Prompt: Beneath this sentence is a set of records; write each of them out exactly.

Data records:
+ + +

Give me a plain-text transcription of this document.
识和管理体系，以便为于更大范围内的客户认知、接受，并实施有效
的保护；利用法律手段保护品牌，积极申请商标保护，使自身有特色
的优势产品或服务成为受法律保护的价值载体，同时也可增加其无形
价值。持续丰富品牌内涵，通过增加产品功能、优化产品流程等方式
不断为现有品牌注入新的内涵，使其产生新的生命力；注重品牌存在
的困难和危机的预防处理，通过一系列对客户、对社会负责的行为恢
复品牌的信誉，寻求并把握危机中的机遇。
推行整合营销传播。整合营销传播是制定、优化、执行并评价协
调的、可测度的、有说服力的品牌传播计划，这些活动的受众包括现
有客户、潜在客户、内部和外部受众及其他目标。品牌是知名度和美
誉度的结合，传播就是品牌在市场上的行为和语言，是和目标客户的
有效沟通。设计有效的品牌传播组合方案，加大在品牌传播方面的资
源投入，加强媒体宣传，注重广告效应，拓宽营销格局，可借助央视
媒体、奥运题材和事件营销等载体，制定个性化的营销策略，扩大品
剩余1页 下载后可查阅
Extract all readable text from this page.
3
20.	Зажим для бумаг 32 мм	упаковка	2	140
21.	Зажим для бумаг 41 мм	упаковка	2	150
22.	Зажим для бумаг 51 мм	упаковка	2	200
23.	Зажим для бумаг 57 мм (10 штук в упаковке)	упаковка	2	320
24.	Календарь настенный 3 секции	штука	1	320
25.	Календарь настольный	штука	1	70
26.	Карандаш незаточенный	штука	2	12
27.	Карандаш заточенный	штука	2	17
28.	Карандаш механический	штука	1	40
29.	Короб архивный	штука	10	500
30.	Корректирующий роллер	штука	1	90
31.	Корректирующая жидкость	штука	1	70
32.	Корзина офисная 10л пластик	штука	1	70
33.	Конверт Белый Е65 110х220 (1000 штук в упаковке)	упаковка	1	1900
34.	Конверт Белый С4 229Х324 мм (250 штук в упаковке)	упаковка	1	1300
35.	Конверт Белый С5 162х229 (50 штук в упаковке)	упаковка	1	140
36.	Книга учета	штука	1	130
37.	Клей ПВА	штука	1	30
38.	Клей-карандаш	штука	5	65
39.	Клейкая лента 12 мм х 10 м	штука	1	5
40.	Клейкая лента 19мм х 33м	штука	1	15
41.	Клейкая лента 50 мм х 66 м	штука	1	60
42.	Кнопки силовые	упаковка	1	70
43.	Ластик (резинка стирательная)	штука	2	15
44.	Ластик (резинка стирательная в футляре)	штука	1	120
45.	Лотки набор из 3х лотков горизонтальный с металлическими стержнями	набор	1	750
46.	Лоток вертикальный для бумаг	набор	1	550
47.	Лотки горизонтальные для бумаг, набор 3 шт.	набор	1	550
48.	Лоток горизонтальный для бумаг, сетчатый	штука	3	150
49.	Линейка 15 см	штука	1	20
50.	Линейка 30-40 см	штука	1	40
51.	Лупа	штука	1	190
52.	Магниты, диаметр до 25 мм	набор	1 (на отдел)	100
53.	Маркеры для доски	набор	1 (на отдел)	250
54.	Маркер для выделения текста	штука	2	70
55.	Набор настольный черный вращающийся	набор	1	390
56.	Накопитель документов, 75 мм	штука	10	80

+ + +

Task answer:
Give me a plain-text transcription of this document.
识和管理体系，以便为于更大范围内的客户认知、接受，并实施有效
的保护；利用法律手段保护品牌，积极申请商标保护，使自身有特色
的优势产品或服务成为受法律保护的价值载体，同时也可增加其无形
价值。持续丰富品牌内涵，通过增加产品功能、优化产品流程等方式
不断为现有品牌注入新的内涵，使其产生新的生命力；注重品牌存在
的困难和危机的预防处理，通过一系列对客户、对社会负责的行为恢
复品牌的信誉，寻求并把握危机中的机遇。
推行整合营销传播。整合营销传播是制定、优化、执行并评价协
调的、可测度的、有说服力的品牌传播计划，这些活动的受众包括现
有客户、潜在客户、内部和外部受众及其他目标。品牌是知名度和美
誉度的结合，传播就是品牌在市场上的行为和语言，是和目标客户的
有效沟通。设计有效的品牌传播组合方案，加大在品牌传播方面的资
源投入，加强媒体宣传，注重广告效应，拓宽营销格局，可借助央视
媒体、奥运题材和事件营销等载体，制定个性化的营销策略，扩大品
剩余1页 下载后可查阅
Extract all readable text from this page.
3
20.	Зажим для бумаг 32 мм	упаковка	2	140
21.	Зажим для бумаг 41 мм	упаковка	2	150
22.	Зажим для бумаг 51 мм	упаковка	2	200
23.	Зажим для бумаг 57 мм (10 штук в упаковке)	упаковка	2	320
24.	Календарь настенный 3 секции	штука	1	320
25.	Календарь настольный	штука	1	70
26.	Карандаш незаточенный	штука	2	12
27.	Карандаш заточенный	штука	2	17
28.	Карандаш механический	штука	1	40
29.	Короб архивный	штука	10	500
30.	Корректирующий роллер	штука	1	90
31.	Корректирующая жидкость	штука	1	70
32.	Корзина офисная 10л пластик	штука	1	70
33.	Конверт Белый Е65 110х220 (1000 штук в упаковке)	упаковка	1	1900
34.	Конверт Белый С4 229Х324 мм (250 штук в упаковке)	упаковка	1	1300
35.	Конверт Белый С5 162х229 (50 штук в упаковке)	упаковка	1	140
36.	Книга учета	штука	1	130
37.	Клей ПВА	штука	1	30
38.	Клей-карандаш	штука	5	65
39.	Клейкая лента 12 мм х 10 м	штука	1	5
40.	Клейкая лента 19мм х 33м	штука	1	15
41.	Клейкая лента 50 мм х 66 м	штука	1	60
42.	Кнопки силовые	упаковка	1	70
43.	Ластик (резинка стирательная)	штука	2	15
44.	Ластик (резинка стирательная в футляре)	штука	1	120
45.	Лотки набор из 3х лотков горизонтальный с металлическими стержнями	набор	1	750
46.	Лоток вертикальный для бумаг	набор	1	550
47.	Лотки горизонтальные для бумаг, набор 3 шт.	набор	1	550
48.	Лоток горизонтальный для бумаг, сетчатый	штука	3	150
49.	Линейка 15 см	штука	1	20
50.	Линейка 30-40 см	штука	1	40
51.	Лупа	штука	1	190
52.	Магниты, диаметр до 25 мм	набор	1 (на отдел)	100
53.	Маркеры для доски	набор	1 (на отдел)	250
54.	Маркер для выделения текста	штука	2	70
55.	Набор настольный черный вращающийся	набор	1	390
56.	Накопитель документов, 75 мм	штука	10	80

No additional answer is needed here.